▶ **Task to complete**: Repeat each record exactly as written, and drop any images.

▶ **Supplied records**:
- - -

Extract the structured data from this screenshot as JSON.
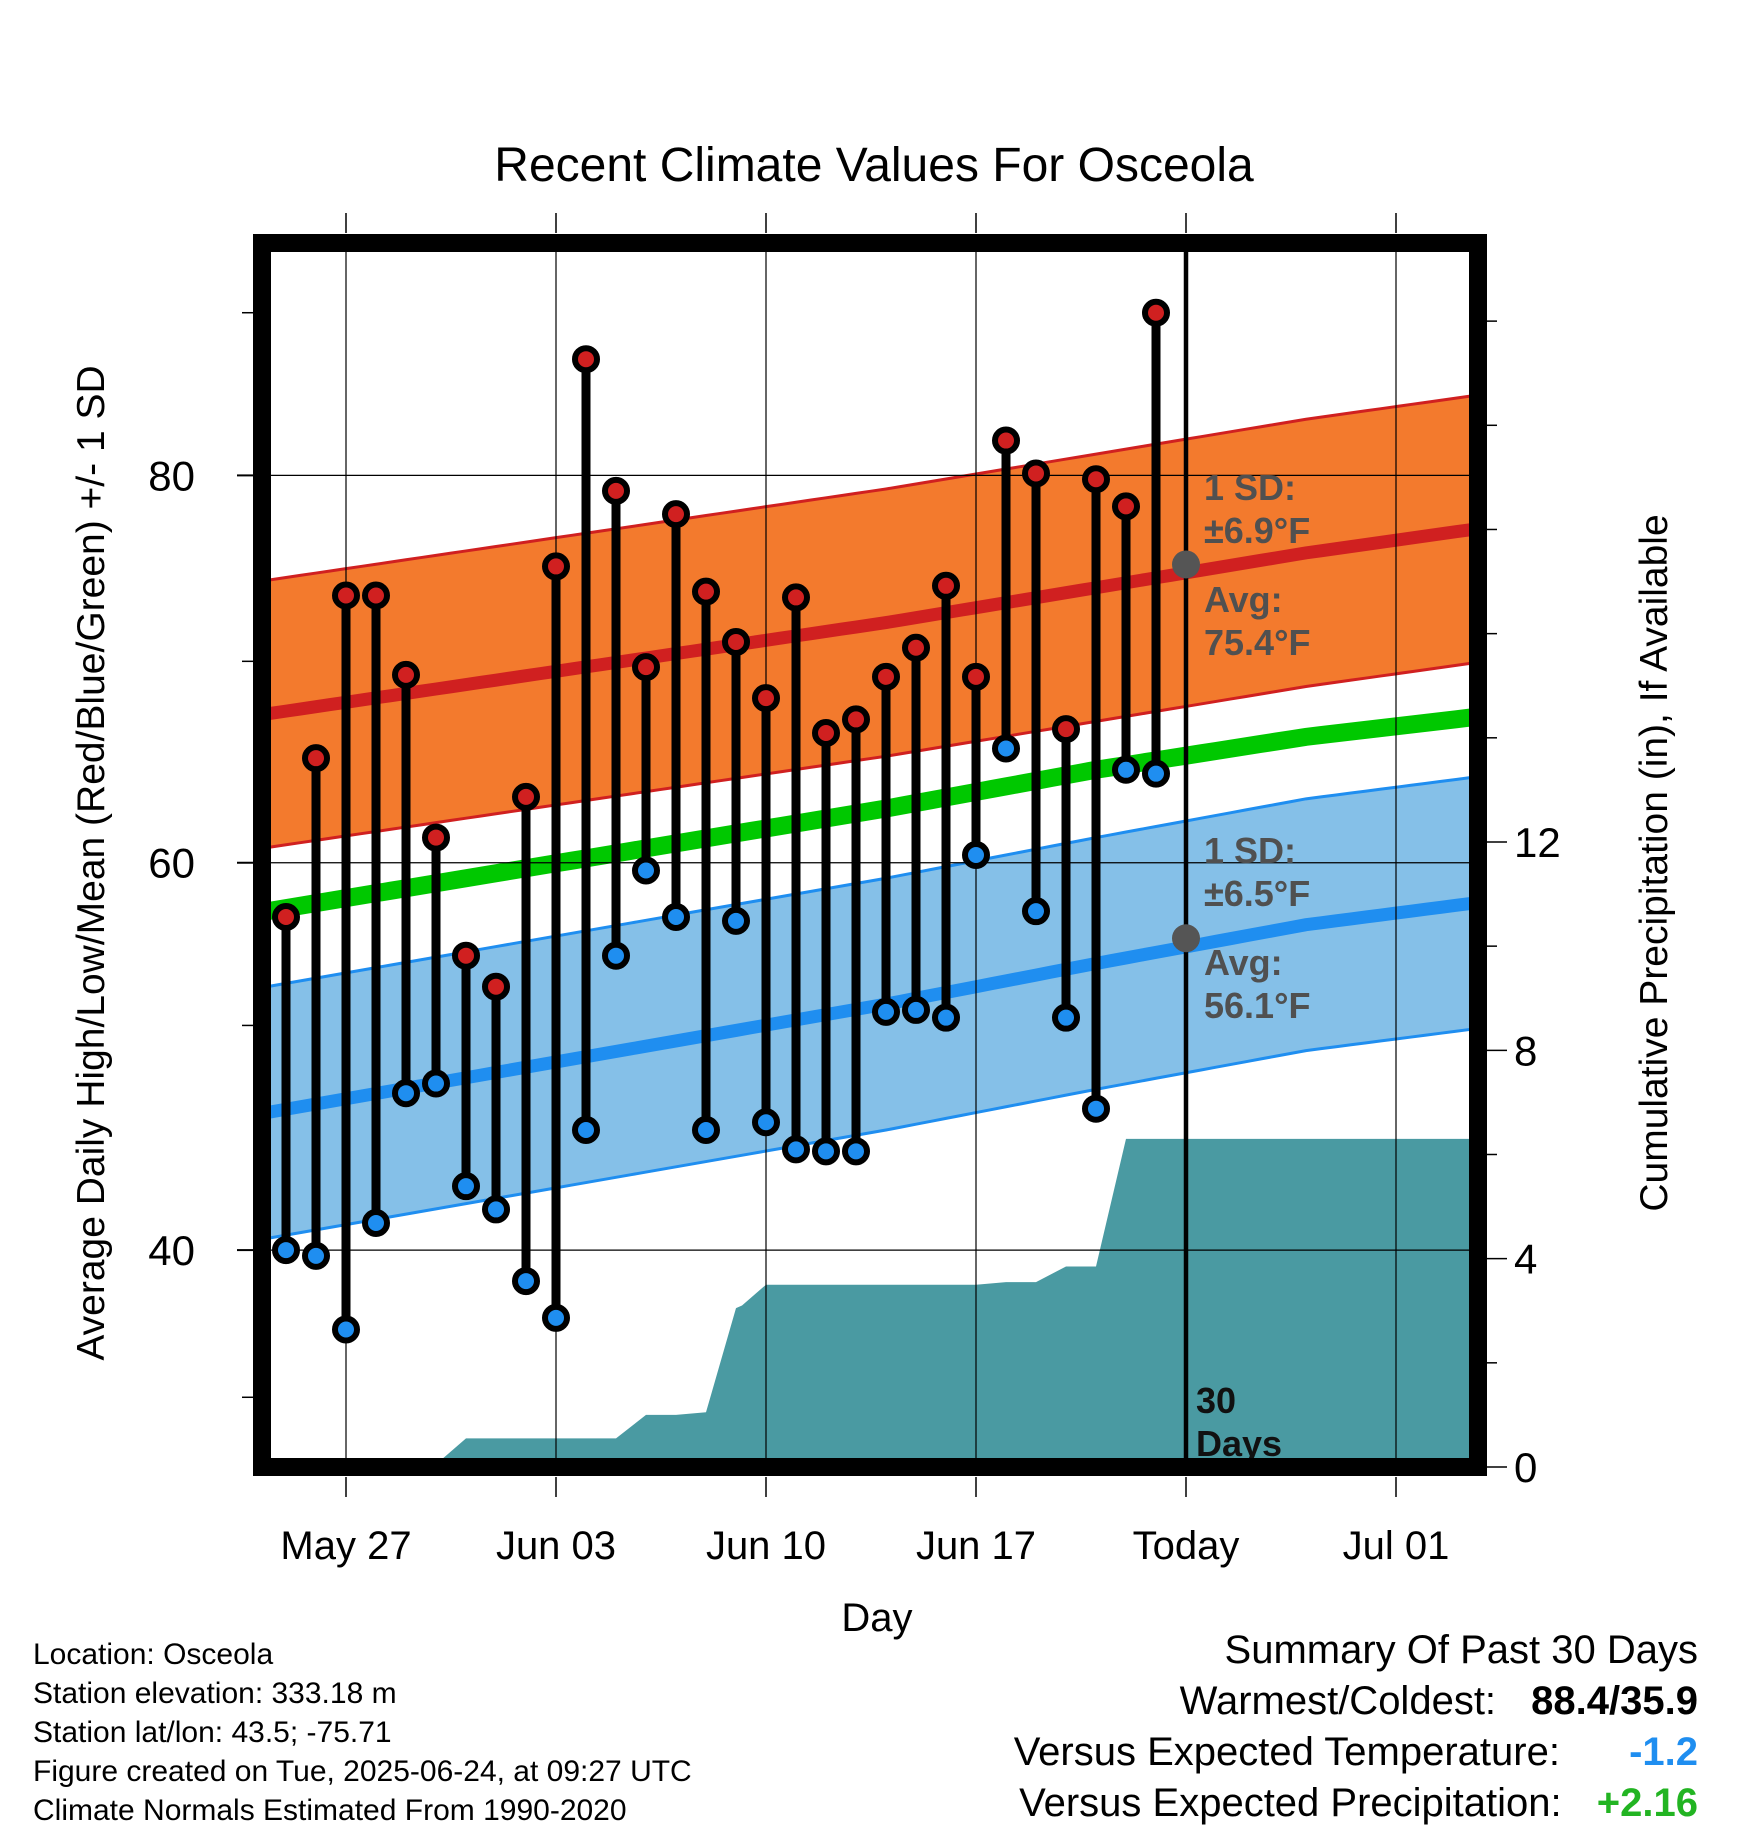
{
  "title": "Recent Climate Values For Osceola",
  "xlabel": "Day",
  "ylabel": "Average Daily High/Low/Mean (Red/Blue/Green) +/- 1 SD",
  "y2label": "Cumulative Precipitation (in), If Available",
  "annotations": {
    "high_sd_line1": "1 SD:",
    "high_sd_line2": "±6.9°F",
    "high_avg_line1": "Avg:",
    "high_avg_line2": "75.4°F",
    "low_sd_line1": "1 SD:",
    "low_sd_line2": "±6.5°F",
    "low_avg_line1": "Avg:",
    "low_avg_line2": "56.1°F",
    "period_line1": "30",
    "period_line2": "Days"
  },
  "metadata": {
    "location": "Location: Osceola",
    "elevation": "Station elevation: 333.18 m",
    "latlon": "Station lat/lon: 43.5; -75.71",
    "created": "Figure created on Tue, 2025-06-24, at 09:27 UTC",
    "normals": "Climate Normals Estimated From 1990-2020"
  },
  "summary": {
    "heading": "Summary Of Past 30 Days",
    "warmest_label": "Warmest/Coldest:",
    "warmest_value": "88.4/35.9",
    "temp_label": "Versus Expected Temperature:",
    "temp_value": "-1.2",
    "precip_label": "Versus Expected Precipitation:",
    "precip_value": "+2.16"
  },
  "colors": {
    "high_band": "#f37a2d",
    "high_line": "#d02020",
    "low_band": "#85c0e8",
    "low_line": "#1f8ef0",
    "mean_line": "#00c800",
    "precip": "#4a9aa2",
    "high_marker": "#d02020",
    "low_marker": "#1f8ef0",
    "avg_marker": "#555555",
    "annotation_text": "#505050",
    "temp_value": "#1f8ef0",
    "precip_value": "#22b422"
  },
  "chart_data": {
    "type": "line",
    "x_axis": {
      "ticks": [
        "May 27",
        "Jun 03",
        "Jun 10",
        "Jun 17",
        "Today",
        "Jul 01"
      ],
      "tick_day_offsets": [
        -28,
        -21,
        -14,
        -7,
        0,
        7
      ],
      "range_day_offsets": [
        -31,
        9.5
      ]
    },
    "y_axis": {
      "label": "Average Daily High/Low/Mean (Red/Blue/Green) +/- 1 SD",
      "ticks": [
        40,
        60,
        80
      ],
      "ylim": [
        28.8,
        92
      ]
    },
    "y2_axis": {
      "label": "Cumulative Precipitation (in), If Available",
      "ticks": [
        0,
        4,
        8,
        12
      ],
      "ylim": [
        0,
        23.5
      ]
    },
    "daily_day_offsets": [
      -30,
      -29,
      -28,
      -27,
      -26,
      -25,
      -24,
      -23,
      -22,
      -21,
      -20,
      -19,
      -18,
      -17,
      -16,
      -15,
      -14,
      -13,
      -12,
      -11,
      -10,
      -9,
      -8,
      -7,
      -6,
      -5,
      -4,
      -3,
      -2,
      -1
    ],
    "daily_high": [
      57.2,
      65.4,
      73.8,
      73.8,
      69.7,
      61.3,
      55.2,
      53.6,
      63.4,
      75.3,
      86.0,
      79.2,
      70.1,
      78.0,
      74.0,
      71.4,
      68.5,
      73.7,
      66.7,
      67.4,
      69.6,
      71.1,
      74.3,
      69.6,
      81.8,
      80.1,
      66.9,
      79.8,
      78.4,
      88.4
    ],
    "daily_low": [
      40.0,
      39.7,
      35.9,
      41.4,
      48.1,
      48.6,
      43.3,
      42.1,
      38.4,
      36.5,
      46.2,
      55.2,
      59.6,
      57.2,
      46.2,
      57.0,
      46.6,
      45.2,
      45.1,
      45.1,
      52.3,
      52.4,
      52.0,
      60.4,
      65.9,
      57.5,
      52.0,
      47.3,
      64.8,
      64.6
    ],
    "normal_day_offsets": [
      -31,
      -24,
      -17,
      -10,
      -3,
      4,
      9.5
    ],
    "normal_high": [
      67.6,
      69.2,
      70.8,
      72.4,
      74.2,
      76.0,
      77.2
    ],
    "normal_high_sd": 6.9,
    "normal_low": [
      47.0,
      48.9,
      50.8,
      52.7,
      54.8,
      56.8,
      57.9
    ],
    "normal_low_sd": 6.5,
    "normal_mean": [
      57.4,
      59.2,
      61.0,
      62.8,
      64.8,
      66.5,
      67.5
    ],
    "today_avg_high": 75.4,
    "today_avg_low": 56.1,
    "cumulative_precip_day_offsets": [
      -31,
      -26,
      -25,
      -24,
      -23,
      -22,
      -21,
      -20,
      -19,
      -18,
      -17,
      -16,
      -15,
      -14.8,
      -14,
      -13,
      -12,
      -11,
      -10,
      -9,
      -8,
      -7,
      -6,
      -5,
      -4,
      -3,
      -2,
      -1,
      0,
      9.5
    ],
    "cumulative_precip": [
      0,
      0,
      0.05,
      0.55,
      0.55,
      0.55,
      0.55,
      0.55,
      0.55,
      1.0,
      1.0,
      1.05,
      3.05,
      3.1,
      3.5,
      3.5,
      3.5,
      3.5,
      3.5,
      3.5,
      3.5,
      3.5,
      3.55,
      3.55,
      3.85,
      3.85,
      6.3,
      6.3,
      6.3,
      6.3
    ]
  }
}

- - -

▶ **Response to this exercise**:
Extract the structured data from this screenshot as JSON.
{
  "title": "Recent Climate Values For Osceola",
  "xlabel": "Day",
  "ylabel": "Average Daily High/Low/Mean (Red/Blue/Green) +/- 1 SD",
  "y2label": "Cumulative Precipitation (in), If Available",
  "annotations": {
    "high_sd_line1": "1 SD:",
    "high_sd_line2": "±6.9°F",
    "high_avg_line1": "Avg:",
    "high_avg_line2": "75.4°F",
    "low_sd_line1": "1 SD:",
    "low_sd_line2": "±6.5°F",
    "low_avg_line1": "Avg:",
    "low_avg_line2": "56.1°F",
    "period_line1": "30",
    "period_line2": "Days"
  },
  "metadata": {
    "location": "Location: Osceola",
    "elevation": "Station elevation: 333.18 m",
    "latlon": "Station lat/lon: 43.5; -75.71",
    "created": "Figure created on Tue, 2025-06-24, at 09:27 UTC",
    "normals": "Climate Normals Estimated From 1990-2020"
  },
  "summary": {
    "heading": "Summary Of Past 30 Days",
    "warmest_label": "Warmest/Coldest:",
    "warmest_value": "88.4/35.9",
    "temp_label": "Versus Expected Temperature:",
    "temp_value": "-1.2",
    "precip_label": "Versus Expected Precipitation:",
    "precip_value": "+2.16"
  },
  "colors": {
    "high_band": "#f37a2d",
    "high_line": "#d02020",
    "low_band": "#85c0e8",
    "low_line": "#1f8ef0",
    "mean_line": "#00c800",
    "precip": "#4a9aa2",
    "high_marker": "#d02020",
    "low_marker": "#1f8ef0",
    "avg_marker": "#555555",
    "annotation_text": "#505050",
    "temp_value": "#1f8ef0",
    "precip_value": "#22b422"
  },
  "chart_data": {
    "type": "line",
    "x_axis": {
      "ticks": [
        "May 27",
        "Jun 03",
        "Jun 10",
        "Jun 17",
        "Today",
        "Jul 01"
      ],
      "tick_day_offsets": [
        -28,
        -21,
        -14,
        -7,
        0,
        7
      ],
      "range_day_offsets": [
        -31,
        9.5
      ]
    },
    "y_axis": {
      "label": "Average Daily High/Low/Mean (Red/Blue/Green) +/- 1 SD",
      "ticks": [
        40,
        60,
        80
      ],
      "ylim": [
        28.8,
        92
      ]
    },
    "y2_axis": {
      "label": "Cumulative Precipitation (in), If Available",
      "ticks": [
        0,
        4,
        8,
        12
      ],
      "ylim": [
        0,
        23.5
      ]
    },
    "daily_day_offsets": [
      -30,
      -29,
      -28,
      -27,
      -26,
      -25,
      -24,
      -23,
      -22,
      -21,
      -20,
      -19,
      -18,
      -17,
      -16,
      -15,
      -14,
      -13,
      -12,
      -11,
      -10,
      -9,
      -8,
      -7,
      -6,
      -5,
      -4,
      -3,
      -2,
      -1
    ],
    "daily_high": [
      57.2,
      65.4,
      73.8,
      73.8,
      69.7,
      61.3,
      55.2,
      53.6,
      63.4,
      75.3,
      86.0,
      79.2,
      70.1,
      78.0,
      74.0,
      71.4,
      68.5,
      73.7,
      66.7,
      67.4,
      69.6,
      71.1,
      74.3,
      69.6,
      81.8,
      80.1,
      66.9,
      79.8,
      78.4,
      88.4
    ],
    "daily_low": [
      40.0,
      39.7,
      35.9,
      41.4,
      48.1,
      48.6,
      43.3,
      42.1,
      38.4,
      36.5,
      46.2,
      55.2,
      59.6,
      57.2,
      46.2,
      57.0,
      46.6,
      45.2,
      45.1,
      45.1,
      52.3,
      52.4,
      52.0,
      60.4,
      65.9,
      57.5,
      52.0,
      47.3,
      64.8,
      64.6
    ],
    "normal_day_offsets": [
      -31,
      -24,
      -17,
      -10,
      -3,
      4,
      9.5
    ],
    "normal_high": [
      67.6,
      69.2,
      70.8,
      72.4,
      74.2,
      76.0,
      77.2
    ],
    "normal_high_sd": 6.9,
    "normal_low": [
      47.0,
      48.9,
      50.8,
      52.7,
      54.8,
      56.8,
      57.9
    ],
    "normal_low_sd": 6.5,
    "normal_mean": [
      57.4,
      59.2,
      61.0,
      62.8,
      64.8,
      66.5,
      67.5
    ],
    "today_avg_high": 75.4,
    "today_avg_low": 56.1,
    "cumulative_precip_day_offsets": [
      -31,
      -26,
      -25,
      -24,
      -23,
      -22,
      -21,
      -20,
      -19,
      -18,
      -17,
      -16,
      -15,
      -14.8,
      -14,
      -13,
      -12,
      -11,
      -10,
      -9,
      -8,
      -7,
      -6,
      -5,
      -4,
      -3,
      -2,
      -1,
      0,
      9.5
    ],
    "cumulative_precip": [
      0,
      0,
      0.05,
      0.55,
      0.55,
      0.55,
      0.55,
      0.55,
      0.55,
      1.0,
      1.0,
      1.05,
      3.05,
      3.1,
      3.5,
      3.5,
      3.5,
      3.5,
      3.5,
      3.5,
      3.5,
      3.5,
      3.55,
      3.55,
      3.85,
      3.85,
      6.3,
      6.3,
      6.3,
      6.3
    ]
  }
}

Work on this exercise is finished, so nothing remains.